原文 —
•••
厳しい結果と希望の光・東京パラリンピック出場権をかけたラストチャンス~大分車いすマラソン2020~

2020.11.22.SUN 公開

大分車いすマラソン2020が行われた11月15日は絶好のマラソン日和だった。気温や天候もよく、風もほとんどない。過去に世界記録も生まれた記録の出やすいコースだけに、高速レースが期待された。

この大会にかける選手は多かった。東京パラリンピック出場を目指す選手にとってラストチャンスになる可能性の高い大会だったからだ。

沿道の応援自粛など例年とは大きく形を変えて実施された大分車いすマラソン2020

コロナ禍で東京パラリンピックの選考レースだったマラソンワールドカップが中止になり、WPA(世界パラ陸上競技連盟)は代替策として、記録によるマラソンランキングでの参加資格割り当てシステムを公表した。2021年3月31日までに出した記録で順位を決めるというものだ。そのランキングで東京パラリンピックの出場枠を得るには、上位6位に入り、かつすでに世界選手権枠などほかの方法で出場を決めている選手を除いて2位以内に入らなければない。ほとんどの選手にとって自己ベストを超えなければならない厳しい条件だが、男子は世界ランキング15位以内が8人、女子も2人が出場していただけに、このビッグチャンスを誰がものにするのか――選手たちの戦い方、そして記録に注目が集まった。
•••
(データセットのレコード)
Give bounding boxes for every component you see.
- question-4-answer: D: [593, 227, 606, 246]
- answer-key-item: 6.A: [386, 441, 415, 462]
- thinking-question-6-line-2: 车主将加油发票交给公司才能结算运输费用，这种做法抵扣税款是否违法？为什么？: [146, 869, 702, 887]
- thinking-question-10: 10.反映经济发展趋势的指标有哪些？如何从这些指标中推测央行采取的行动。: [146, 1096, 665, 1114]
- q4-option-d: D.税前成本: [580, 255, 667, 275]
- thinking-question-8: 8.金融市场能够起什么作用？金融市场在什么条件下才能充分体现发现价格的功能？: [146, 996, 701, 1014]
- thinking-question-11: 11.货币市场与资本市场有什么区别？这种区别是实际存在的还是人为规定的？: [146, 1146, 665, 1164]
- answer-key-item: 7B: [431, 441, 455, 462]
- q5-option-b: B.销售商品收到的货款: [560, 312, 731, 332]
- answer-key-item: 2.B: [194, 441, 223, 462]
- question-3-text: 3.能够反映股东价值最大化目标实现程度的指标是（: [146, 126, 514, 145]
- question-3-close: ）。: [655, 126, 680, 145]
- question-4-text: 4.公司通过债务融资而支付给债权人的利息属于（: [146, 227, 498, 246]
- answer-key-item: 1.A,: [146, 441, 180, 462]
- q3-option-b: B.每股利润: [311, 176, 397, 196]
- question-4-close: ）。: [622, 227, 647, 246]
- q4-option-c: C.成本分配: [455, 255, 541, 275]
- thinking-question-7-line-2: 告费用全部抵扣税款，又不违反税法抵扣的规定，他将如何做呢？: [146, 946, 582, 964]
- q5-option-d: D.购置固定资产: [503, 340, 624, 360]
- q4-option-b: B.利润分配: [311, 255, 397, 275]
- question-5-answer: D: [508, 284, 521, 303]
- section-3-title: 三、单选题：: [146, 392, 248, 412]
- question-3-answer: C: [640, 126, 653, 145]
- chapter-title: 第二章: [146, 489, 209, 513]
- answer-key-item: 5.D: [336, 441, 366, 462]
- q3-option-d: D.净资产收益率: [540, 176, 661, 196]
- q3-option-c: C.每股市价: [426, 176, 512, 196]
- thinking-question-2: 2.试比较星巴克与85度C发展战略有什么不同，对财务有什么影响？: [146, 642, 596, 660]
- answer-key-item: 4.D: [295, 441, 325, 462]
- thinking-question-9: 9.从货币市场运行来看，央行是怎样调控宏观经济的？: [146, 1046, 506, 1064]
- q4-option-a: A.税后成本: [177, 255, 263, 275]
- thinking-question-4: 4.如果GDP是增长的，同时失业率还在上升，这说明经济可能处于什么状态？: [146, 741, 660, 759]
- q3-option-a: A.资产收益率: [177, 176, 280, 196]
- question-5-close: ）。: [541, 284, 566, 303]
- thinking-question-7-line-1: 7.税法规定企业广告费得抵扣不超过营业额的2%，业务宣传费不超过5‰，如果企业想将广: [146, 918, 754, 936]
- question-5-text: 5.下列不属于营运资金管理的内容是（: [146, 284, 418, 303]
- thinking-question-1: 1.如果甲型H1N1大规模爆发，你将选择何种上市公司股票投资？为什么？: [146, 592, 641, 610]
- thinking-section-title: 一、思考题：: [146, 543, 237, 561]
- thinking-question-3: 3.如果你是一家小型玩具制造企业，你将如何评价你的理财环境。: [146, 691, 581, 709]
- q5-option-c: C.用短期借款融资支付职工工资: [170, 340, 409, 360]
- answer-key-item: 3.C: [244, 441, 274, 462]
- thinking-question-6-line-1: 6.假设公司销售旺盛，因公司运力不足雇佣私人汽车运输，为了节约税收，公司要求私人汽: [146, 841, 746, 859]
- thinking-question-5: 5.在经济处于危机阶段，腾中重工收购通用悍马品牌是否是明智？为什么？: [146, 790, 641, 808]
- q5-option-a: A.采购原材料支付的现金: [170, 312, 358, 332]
•••
課題の内容 —
大分車いすマラソン2020の記事を読み、次の問いに答えてください。
(a) 大分車いすマラソン2020は何月何日に行われましたか。
(b) WPAのマラソンランキングでは、いつまでに出した記録で順位を決めますか。
(c) 世界ランキング15位以内の男子選手は何人出場していましたか。
ここではレコードを一切使いません。

解答 —
(a) 11月15日に行われました。
(b) 2021年3月31日までに出した記録で決めます。
(c) 8人が出場していました。